> _TASK PROMPT_
Can the data below be echoed back word for word?

>> Begin

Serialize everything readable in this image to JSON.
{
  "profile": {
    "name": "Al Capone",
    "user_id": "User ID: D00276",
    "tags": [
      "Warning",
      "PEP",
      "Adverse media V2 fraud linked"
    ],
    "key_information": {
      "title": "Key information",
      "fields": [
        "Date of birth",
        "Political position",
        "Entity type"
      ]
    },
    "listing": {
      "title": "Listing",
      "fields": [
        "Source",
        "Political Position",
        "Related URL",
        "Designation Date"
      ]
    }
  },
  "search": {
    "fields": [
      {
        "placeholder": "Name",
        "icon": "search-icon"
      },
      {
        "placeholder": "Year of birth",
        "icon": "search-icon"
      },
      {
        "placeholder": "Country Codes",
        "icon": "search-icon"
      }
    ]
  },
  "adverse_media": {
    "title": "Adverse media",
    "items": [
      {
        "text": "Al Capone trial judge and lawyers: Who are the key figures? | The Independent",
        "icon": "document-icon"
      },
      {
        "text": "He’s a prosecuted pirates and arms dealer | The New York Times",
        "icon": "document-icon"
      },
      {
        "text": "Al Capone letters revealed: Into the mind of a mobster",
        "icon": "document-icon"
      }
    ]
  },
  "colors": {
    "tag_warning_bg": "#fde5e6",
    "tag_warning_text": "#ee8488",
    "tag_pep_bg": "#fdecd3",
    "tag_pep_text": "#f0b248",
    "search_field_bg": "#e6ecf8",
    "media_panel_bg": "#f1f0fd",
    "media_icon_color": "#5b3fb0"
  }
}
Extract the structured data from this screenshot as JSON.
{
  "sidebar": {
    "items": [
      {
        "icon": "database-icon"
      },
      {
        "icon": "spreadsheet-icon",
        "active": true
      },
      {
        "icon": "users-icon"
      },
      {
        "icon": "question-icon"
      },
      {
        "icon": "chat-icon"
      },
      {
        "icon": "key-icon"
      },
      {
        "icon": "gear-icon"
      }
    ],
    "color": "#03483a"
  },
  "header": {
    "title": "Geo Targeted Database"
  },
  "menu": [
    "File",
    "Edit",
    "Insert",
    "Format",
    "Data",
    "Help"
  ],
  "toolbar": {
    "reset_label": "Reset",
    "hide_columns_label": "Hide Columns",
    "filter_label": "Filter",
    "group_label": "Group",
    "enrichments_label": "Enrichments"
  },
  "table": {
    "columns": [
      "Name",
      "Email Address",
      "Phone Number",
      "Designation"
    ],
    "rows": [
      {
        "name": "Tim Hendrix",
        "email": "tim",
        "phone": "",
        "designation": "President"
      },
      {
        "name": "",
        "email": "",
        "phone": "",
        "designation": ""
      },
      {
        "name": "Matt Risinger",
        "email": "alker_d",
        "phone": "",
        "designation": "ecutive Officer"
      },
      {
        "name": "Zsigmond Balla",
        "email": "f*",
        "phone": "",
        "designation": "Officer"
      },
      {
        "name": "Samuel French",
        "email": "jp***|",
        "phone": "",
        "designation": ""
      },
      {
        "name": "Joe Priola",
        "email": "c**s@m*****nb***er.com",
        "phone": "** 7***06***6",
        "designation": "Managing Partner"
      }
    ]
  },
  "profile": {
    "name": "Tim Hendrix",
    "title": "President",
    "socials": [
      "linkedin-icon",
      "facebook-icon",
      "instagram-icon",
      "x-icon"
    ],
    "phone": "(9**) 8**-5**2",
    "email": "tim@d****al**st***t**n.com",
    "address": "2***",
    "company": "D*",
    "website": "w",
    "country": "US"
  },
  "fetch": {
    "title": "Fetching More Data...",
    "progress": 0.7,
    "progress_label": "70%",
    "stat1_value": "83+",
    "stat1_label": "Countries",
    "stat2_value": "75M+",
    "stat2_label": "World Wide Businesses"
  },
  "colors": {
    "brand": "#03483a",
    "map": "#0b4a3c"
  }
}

>> End

> _COMPLETED EXERCISE_
Serialize everything readable in this image to JSON.
{
  "profile": {
    "name": "Al Capone",
    "user_id": "User ID: D00276",
    "tags": [
      "Warning",
      "PEP",
      "Adverse media V2 fraud linked"
    ],
    "key_information": {
      "title": "Key information",
      "fields": [
        "Date of birth",
        "Political position",
        "Entity type"
      ]
    },
    "listing": {
      "title": "Listing",
      "fields": [
        "Source",
        "Political Position",
        "Related URL",
        "Designation Date"
      ]
    }
  },
  "search": {
    "fields": [
      {
        "placeholder": "Name",
        "icon": "search-icon"
      },
      {
        "placeholder": "Year of birth",
        "icon": "search-icon"
      },
      {
        "placeholder": "Country Codes",
        "icon": "search-icon"
      }
    ]
  },
  "adverse_media": {
    "title": "Adverse media",
    "items": [
      {
        "text": "Al Capone trial judge and lawyers: Who are the key figures? | The Independent",
        "icon": "document-icon"
      },
      {
        "text": "He’s a prosecuted pirates and arms dealer | The New York Times",
        "icon": "document-icon"
      },
      {
        "text": "Al Capone letters revealed: Into the mind of a mobster",
        "icon": "document-icon"
      }
    ]
  },
  "colors": {
    "tag_warning_bg": "#fde5e6",
    "tag_warning_text": "#ee8488",
    "tag_pep_bg": "#fdecd3",
    "tag_pep_text": "#f0b248",
    "search_field_bg": "#e6ecf8",
    "media_panel_bg": "#f1f0fd",
    "media_icon_color": "#5b3fb0"
  }
}
Extract the structured data from this screenshot as JSON.
{
  "sidebar": {
    "items": [
      {
        "icon": "database-icon"
      },
      {
        "icon": "spreadsheet-icon",
        "active": true
      },
      {
        "icon": "users-icon"
      },
      {
        "icon": "question-icon"
      },
      {
        "icon": "chat-icon"
      },
      {
        "icon": "key-icon"
      },
      {
        "icon": "gear-icon"
      }
    ],
    "color": "#03483a"
  },
  "header": {
    "title": "Geo Targeted Database"
  },
  "menu": [
    "File",
    "Edit",
    "Insert",
    "Format",
    "Data",
    "Help"
  ],
  "toolbar": {
    "reset_label": "Reset",
    "hide_columns_label": "Hide Columns",
    "filter_label": "Filter",
    "group_label": "Group",
    "enrichments_label": "Enrichments"
  },
  "table": {
    "columns": [
      "Name",
      "Email Address",
      "Phone Number",
      "Designation"
    ],
    "rows": [
      {
        "name": "Tim Hendrix",
        "email": "tim",
        "phone": "",
        "designation": "President"
      },
      {
        "name": "",
        "email": "",
        "phone": "",
        "designation": ""
      },
      {
        "name": "Matt Risinger",
        "email": "alker_d",
        "phone": "",
        "designation": "ecutive Officer"
      },
      {
        "name": "Zsigmond Balla",
        "email": "f*",
        "phone": "",
        "designation": "Officer"
      },
      {
        "name": "Samuel French",
        "email": "jp***|",
        "phone": "",
        "designation": ""
      },
      {
        "name": "Joe Priola",
        "email": "c**s@m*****nb***er.com",
        "phone": "** 7***06***6",
        "designation": "Managing Partner"
      }
    ]
  },
  "profile": {
    "name": "Tim Hendrix",
    "title": "President",
    "socials": [
      "linkedin-icon",
      "facebook-icon",
      "instagram-icon",
      "x-icon"
    ],
    "phone": "(9**) 8**-5**2",
    "email": "tim@d****al**st***t**n.com",
    "address": "2***",
    "company": "D*",
    "website": "w",
    "country": "US"
  },
  "fetch": {
    "title": "Fetching More Data...",
    "progress": 0.7,
    "progress_label": "70%",
    "stat1_value": "83+",
    "stat1_label": "Countries",
    "stat2_value": "75M+",
    "stat2_label": "World Wide Businesses"
  },
  "colors": {
    "brand": "#03483a",
    "map": "#0b4a3c"
  }
}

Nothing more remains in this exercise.